Your task is to print the material below exactly as presented.

[Start of LISTED RECORDS]

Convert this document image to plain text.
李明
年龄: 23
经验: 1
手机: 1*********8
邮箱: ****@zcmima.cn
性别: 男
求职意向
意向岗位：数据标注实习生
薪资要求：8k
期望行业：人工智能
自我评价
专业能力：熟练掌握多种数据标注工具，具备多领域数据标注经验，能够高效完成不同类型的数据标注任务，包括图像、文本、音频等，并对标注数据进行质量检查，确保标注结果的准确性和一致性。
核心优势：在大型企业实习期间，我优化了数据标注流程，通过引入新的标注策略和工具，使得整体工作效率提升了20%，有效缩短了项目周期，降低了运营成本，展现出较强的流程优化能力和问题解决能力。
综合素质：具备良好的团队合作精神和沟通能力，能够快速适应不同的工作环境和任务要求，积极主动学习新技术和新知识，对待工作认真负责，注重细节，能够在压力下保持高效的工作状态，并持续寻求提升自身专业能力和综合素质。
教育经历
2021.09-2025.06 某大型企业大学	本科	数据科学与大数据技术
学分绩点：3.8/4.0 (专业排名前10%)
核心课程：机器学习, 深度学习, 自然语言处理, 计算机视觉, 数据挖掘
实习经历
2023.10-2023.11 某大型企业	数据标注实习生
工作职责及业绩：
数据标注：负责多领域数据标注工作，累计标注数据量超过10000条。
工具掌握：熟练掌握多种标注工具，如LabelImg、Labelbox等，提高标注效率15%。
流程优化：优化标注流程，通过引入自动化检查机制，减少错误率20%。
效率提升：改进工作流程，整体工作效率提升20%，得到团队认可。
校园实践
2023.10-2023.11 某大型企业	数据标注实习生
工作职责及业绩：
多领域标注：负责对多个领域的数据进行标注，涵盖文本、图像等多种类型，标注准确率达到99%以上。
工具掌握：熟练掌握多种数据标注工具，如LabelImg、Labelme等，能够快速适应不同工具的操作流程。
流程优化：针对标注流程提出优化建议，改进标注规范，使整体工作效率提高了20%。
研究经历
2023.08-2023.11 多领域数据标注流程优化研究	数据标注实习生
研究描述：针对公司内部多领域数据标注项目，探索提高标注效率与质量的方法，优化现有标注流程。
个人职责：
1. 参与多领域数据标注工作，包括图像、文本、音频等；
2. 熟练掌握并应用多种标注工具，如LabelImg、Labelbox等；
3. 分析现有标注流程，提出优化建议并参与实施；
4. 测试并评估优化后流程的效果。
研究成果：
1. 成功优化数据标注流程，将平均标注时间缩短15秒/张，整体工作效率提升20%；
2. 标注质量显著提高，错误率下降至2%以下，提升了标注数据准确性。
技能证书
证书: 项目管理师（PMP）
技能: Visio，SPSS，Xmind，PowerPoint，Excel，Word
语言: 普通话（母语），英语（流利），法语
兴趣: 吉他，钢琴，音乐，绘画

[End of LISTED RECORDS]

### RESPONSE BELOW
Convert this document image to plain text.
李明
年龄: 23
经验: 1
手机: 1*********8
邮箱: ****@zcmima.cn
性别: 男
求职意向
意向岗位：数据标注实习生
薪资要求：8k
期望行业：人工智能
自我评价
专业能力：熟练掌握多种数据标注工具，具备多领域数据标注经验，能够高效完成不同类型的数据标注任务，包括图像、文本、音频等，并对标注数据进行质量检查，确保标注结果的准确性和一致性。
核心优势：在大型企业实习期间，我优化了数据标注流程，通过引入新的标注策略和工具，使得整体工作效率提升了20%，有效缩短了项目周期，降低了运营成本，展现出较强的流程优化能力和问题解决能力。
综合素质：具备良好的团队合作精神和沟通能力，能够快速适应不同的工作环境和任务要求，积极主动学习新技术和新知识，对待工作认真负责，注重细节，能够在压力下保持高效的工作状态，并持续寻求提升自身专业能力和综合素质。
教育经历
2021.09-2025.06 某大型企业大学	本科	数据科学与大数据技术
学分绩点：3.8/4.0 (专业排名前10%)
核心课程：机器学习, 深度学习, 自然语言处理, 计算机视觉, 数据挖掘
实习经历
2023.10-2023.11 某大型企业	数据标注实习生
工作职责及业绩：
数据标注：负责多领域数据标注工作，累计标注数据量超过10000条。
工具掌握：熟练掌握多种标注工具，如LabelImg、Labelbox等，提高标注效率15%。
流程优化：优化标注流程，通过引入自动化检查机制，减少错误率20%。
效率提升：改进工作流程，整体工作效率提升20%，得到团队认可。
校园实践
2023.10-2023.11 某大型企业	数据标注实习生
工作职责及业绩：
多领域标注：负责对多个领域的数据进行标注，涵盖文本、图像等多种类型，标注准确率达到99%以上。
工具掌握：熟练掌握多种数据标注工具，如LabelImg、Labelme等，能够快速适应不同工具的操作流程。
流程优化：针对标注流程提出优化建议，改进标注规范，使整体工作效率提高了20%。
研究经历
2023.08-2023.11 多领域数据标注流程优化研究	数据标注实习生
研究描述：针对公司内部多领域数据标注项目，探索提高标注效率与质量的方法，优化现有标注流程。
个人职责：
1. 参与多领域数据标注工作，包括图像、文本、音频等；
2. 熟练掌握并应用多种标注工具，如LabelImg、Labelbox等；
3. 分析现有标注流程，提出优化建议并参与实施；
4. 测试并评估优化后流程的效果。
研究成果：
1. 成功优化数据标注流程，将平均标注时间缩短15秒/张，整体工作效率提升20%；
2. 标注质量显著提高，错误率下降至2%以下，提升了标注数据准确性。
技能证书
证书: 项目管理师（PMP）
技能: Visio，SPSS，Xmind，PowerPoint，Excel，Word
语言: 普通话（母语），英语（流利），法语
兴趣: 吉他，钢琴，音乐，绘画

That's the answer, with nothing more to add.